Data to use —
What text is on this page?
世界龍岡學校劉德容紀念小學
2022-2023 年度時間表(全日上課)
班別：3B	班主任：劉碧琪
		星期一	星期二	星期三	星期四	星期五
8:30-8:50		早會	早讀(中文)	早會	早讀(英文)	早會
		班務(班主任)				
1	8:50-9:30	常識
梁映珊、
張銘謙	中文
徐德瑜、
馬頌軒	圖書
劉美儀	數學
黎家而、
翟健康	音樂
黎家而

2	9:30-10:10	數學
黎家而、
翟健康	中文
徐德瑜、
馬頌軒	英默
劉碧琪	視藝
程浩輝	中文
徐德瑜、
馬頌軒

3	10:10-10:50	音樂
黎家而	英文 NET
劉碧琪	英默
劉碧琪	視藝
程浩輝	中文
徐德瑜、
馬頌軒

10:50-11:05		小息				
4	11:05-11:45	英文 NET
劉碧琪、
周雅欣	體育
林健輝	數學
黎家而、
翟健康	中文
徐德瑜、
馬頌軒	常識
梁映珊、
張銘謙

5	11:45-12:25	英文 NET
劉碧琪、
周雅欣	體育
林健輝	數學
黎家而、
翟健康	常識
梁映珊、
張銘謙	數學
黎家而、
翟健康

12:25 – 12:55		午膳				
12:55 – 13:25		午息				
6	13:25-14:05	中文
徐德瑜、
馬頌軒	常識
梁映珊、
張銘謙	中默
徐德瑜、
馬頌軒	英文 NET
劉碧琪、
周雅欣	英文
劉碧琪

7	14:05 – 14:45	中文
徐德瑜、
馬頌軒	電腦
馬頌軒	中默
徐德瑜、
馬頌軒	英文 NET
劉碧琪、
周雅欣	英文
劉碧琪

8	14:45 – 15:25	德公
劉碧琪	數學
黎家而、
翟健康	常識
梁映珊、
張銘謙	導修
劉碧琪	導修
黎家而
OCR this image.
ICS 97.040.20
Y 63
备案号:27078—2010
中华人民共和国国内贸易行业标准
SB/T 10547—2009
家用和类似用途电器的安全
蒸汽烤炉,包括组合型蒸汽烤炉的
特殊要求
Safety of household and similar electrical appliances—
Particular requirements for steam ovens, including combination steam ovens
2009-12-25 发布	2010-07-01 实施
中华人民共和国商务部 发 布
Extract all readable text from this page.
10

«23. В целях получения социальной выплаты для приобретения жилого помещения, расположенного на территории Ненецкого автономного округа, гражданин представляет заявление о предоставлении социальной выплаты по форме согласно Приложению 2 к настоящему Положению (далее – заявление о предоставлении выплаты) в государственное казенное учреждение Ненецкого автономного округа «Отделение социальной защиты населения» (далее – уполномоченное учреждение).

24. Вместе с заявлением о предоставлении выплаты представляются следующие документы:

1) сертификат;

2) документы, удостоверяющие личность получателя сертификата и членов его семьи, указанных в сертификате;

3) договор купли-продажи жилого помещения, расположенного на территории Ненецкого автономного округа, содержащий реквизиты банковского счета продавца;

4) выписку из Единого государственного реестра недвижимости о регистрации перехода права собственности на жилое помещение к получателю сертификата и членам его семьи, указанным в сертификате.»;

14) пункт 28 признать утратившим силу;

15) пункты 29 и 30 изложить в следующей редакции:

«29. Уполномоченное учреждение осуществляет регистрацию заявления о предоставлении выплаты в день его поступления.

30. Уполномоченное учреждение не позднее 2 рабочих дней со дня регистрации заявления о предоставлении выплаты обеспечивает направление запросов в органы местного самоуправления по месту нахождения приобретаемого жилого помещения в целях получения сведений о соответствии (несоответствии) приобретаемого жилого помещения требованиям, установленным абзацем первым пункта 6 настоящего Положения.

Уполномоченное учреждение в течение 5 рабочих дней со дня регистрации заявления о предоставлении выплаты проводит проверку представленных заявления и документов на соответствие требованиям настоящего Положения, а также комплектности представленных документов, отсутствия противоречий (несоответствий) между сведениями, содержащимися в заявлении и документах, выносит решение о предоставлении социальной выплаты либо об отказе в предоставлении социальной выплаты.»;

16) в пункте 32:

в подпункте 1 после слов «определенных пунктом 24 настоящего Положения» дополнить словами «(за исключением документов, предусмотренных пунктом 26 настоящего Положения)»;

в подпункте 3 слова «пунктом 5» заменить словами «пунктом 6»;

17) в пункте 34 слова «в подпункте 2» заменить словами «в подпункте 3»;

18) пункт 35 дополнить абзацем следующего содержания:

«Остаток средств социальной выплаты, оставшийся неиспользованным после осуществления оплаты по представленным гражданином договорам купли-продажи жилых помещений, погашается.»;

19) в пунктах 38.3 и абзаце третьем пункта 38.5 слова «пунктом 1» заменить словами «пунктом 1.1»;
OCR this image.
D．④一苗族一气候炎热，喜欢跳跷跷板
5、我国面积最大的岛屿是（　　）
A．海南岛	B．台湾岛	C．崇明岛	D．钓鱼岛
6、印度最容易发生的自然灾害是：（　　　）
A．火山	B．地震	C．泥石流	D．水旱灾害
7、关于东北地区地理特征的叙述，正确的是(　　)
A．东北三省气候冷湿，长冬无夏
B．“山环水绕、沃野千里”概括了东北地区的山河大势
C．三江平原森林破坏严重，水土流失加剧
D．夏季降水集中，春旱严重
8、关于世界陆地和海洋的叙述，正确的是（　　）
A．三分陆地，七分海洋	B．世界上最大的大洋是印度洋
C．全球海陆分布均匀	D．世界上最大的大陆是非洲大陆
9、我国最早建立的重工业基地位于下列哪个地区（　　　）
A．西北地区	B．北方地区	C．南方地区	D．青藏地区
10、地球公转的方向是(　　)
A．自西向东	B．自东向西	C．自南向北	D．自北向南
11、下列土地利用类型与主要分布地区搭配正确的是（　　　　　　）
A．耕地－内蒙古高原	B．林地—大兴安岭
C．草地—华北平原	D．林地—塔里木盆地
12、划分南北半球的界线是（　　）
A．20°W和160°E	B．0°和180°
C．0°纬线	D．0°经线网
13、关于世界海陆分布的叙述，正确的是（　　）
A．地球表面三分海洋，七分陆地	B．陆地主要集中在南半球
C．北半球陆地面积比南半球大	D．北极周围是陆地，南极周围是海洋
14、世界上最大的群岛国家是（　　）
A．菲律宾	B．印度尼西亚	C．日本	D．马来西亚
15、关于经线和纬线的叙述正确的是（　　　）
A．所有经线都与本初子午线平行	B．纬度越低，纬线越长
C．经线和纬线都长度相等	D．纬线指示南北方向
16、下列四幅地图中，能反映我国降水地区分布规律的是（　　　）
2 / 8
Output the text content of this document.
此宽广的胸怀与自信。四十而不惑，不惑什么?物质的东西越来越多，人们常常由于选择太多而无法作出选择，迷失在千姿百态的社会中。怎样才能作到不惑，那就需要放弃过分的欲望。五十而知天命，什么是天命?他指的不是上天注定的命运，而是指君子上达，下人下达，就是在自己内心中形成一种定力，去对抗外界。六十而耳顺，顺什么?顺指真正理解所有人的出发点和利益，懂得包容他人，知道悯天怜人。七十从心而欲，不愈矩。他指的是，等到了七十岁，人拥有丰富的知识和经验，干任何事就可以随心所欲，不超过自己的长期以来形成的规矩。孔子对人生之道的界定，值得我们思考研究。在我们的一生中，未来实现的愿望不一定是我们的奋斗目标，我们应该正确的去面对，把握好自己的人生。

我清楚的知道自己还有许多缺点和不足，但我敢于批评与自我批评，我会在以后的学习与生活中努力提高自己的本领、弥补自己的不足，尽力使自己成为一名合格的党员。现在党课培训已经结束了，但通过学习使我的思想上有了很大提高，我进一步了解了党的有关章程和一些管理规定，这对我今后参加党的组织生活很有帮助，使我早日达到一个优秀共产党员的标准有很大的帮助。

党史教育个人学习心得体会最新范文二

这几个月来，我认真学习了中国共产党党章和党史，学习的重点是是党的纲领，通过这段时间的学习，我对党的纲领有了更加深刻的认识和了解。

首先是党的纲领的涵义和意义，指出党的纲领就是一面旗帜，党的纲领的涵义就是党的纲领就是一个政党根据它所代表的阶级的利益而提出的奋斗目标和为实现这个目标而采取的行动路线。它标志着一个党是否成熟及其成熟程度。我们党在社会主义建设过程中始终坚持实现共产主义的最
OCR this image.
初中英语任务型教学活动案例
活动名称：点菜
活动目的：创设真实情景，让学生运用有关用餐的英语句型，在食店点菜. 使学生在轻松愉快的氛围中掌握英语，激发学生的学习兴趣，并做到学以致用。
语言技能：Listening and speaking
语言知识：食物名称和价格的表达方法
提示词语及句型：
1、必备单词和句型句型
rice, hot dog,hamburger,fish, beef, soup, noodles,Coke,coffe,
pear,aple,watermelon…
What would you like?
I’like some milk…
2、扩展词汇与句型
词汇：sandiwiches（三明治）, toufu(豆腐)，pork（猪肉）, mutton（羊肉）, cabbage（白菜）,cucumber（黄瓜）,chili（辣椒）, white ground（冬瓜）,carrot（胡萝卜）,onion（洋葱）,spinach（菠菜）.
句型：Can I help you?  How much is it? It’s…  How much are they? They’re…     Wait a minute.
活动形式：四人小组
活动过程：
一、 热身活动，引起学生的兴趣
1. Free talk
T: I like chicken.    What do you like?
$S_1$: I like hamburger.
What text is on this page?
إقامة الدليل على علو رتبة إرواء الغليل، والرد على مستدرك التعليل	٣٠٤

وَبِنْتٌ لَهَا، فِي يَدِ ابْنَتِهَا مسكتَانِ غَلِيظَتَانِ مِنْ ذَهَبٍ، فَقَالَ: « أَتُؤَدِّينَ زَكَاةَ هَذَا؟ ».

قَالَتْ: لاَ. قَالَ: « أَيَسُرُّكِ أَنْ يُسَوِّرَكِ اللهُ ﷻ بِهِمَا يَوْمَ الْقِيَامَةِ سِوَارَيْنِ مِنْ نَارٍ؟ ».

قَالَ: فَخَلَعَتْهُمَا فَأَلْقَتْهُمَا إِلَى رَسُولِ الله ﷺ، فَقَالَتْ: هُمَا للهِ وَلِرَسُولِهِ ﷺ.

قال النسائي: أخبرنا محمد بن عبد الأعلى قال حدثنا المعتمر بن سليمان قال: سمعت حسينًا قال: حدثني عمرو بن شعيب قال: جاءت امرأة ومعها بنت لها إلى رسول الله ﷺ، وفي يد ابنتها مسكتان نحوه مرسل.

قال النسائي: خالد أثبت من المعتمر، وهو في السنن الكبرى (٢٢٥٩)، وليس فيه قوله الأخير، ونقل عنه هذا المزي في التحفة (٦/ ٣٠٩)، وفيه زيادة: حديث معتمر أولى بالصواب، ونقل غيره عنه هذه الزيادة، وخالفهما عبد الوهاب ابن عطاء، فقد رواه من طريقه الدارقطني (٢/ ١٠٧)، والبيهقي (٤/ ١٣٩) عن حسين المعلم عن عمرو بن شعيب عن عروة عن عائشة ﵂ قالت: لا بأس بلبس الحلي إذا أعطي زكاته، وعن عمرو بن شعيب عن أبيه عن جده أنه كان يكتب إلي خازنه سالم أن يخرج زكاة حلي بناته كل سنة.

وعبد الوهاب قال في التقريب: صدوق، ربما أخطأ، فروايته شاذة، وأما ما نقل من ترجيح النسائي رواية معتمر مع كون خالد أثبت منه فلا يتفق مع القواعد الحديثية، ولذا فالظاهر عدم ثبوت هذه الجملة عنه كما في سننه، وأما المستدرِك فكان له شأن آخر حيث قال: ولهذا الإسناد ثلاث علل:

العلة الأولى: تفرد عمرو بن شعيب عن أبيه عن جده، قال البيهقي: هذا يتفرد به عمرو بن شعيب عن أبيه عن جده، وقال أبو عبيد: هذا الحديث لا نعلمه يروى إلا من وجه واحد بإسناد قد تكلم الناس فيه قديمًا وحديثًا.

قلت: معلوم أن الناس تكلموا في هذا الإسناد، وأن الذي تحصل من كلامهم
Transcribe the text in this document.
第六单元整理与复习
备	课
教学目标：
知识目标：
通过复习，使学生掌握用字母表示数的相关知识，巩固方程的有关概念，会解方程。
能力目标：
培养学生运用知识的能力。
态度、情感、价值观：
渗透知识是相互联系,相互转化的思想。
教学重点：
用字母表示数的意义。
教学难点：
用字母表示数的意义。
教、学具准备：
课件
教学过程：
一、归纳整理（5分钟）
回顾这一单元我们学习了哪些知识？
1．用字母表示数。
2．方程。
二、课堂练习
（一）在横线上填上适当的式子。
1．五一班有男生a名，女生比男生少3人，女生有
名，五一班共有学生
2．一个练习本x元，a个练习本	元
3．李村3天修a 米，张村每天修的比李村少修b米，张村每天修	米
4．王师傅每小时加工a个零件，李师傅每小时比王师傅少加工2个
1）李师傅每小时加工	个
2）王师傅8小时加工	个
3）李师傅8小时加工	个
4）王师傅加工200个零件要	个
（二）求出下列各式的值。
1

Problem statement —
In the entries above, identify every line with the word "hamburger". Copy those lines.

Full answer —
rice, hot dog,hamburger,fish, beef, soup, noodles,Coke,coffe,
$S_1$: I like hamburger.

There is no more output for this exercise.